WORK REQUIRED
Find and return each line containing "repeated".

═════ STORED ROWS

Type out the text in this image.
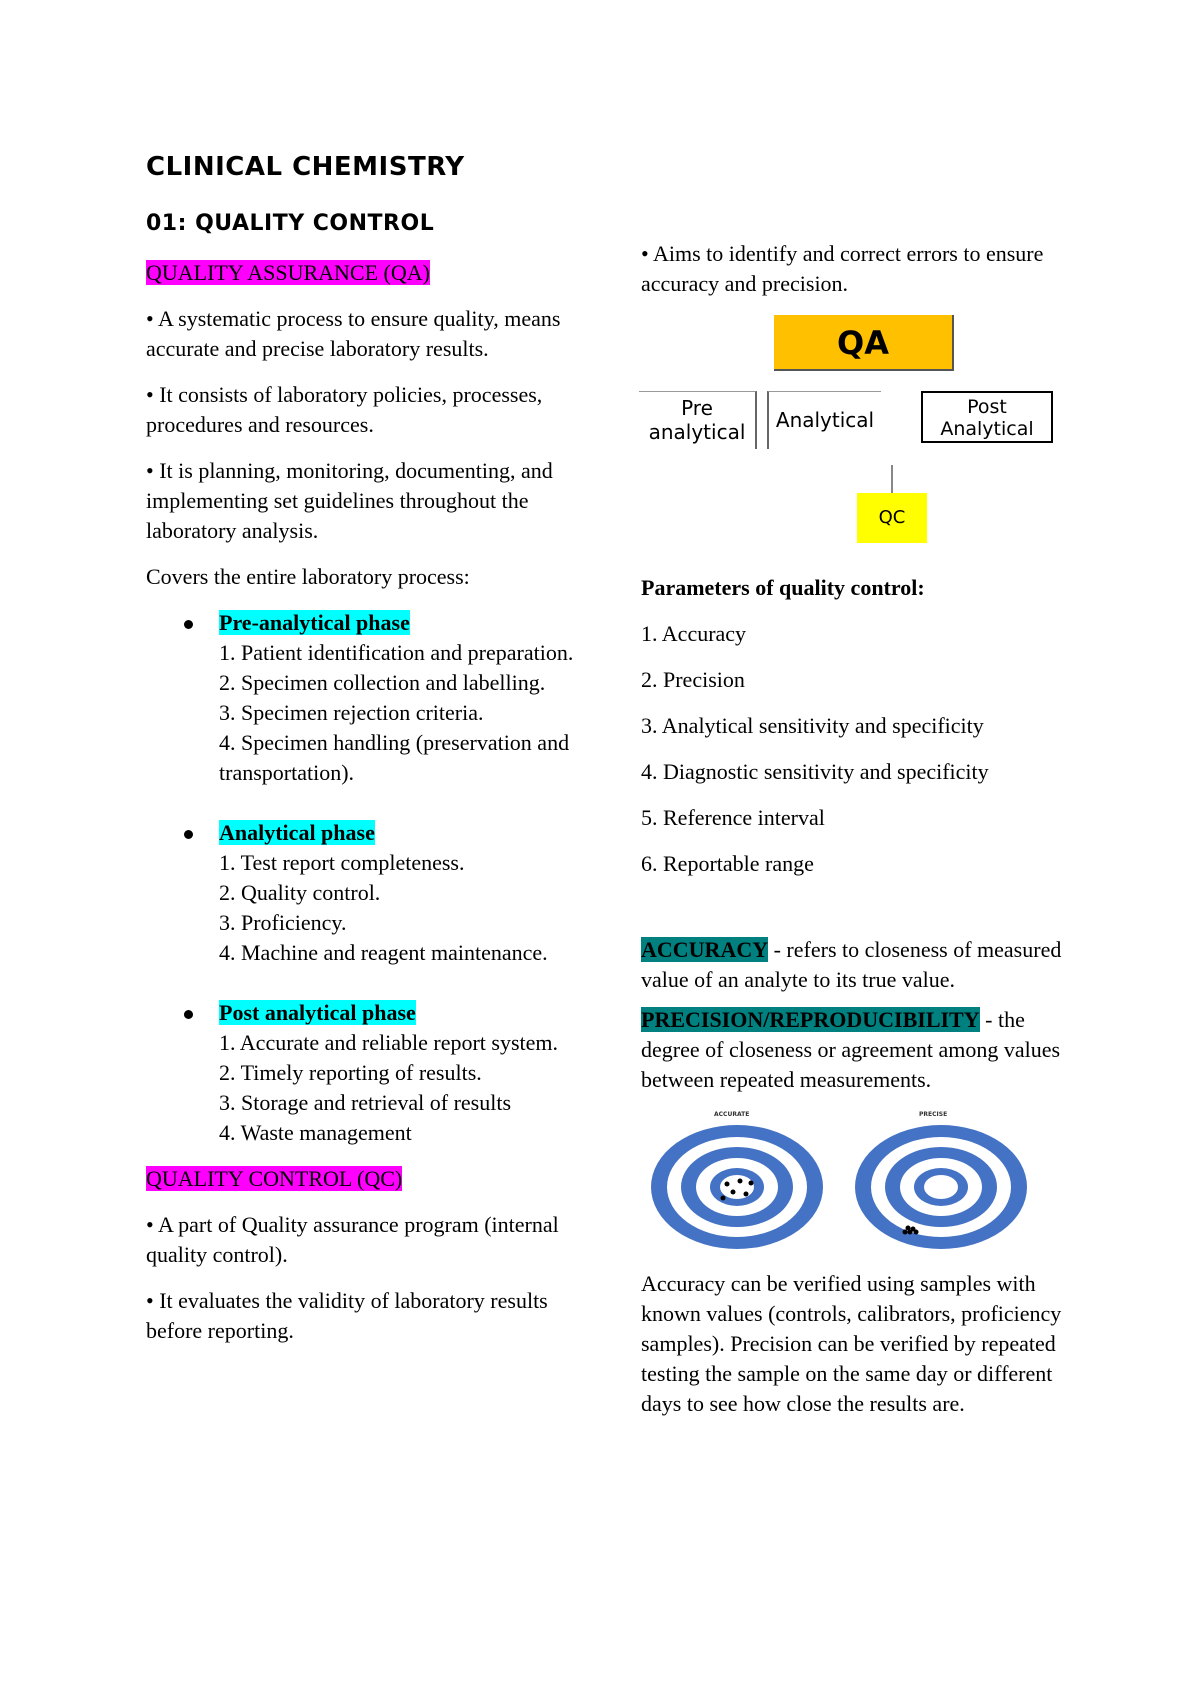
CLINICAL CHEMISTRY
01: QUALITY CONTROL

QUALITY ASSURANCE (QA)

• A systematic process to ensure quality, means accurate and precise laboratory results.

• It consists of laboratory policies, processes, procedures and resources.

• It is planning, monitoring, documenting, and implementing set guidelines throughout the laboratory analysis.

Covers the entire laboratory process:

Pre-analytical phase
1. Patient identification and preparation.
2. Specimen collection and labelling.
3. Specimen rejection criteria.
4. Specimen handling (preservation and transportation).
Analytical phase
1. Test report completeness.
2. Quality control.
3. Proficiency.
4. Machine and reagent maintenance.
Post analytical phase
1. Accurate and reliable report system.
2. Timely reporting of results.
3. Storage and retrieval of results
4. Waste management

QUALITY CONTROL (QC)

• A part of Quality assurance program (internal quality control).

• It evaluates the validity of laboratory results before reporting.

• Aims to identify and correct errors to ensure accuracy and precision.

QA
Pre
analytical	Analytical
Post
Analytical
QC

Parameters of quality control:

1. Accuracy

2. Precision

3. Analytical sensitivity and specificity

4. Diagnostic sensitivity and specificity

5. Reference interval

6. Reportable range

ACCURACY - refers to closeness of measured value of an analyte to its true value.

PRECISION/REPRODUCIBILITY - the degree of closeness or agreement among values between repeated measurements.

ACCURATE	PRECISE

Accuracy can be verified using samples with known values (controls, calibrators, proficiency samples). Precision can be verified by repeated testing the sample on the same day or different days to see how close the results are.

══════════

SOLVED PROBLEM
PRECISION/REPRODUCIBILITY - the degree of closeness or agreement among values between repeated measurements.
Accuracy can be verified using samples with known values (controls, calibrators, proficiency samples). Precision can be verified by repeated testing the sample on the same day or different days to see how close the results are.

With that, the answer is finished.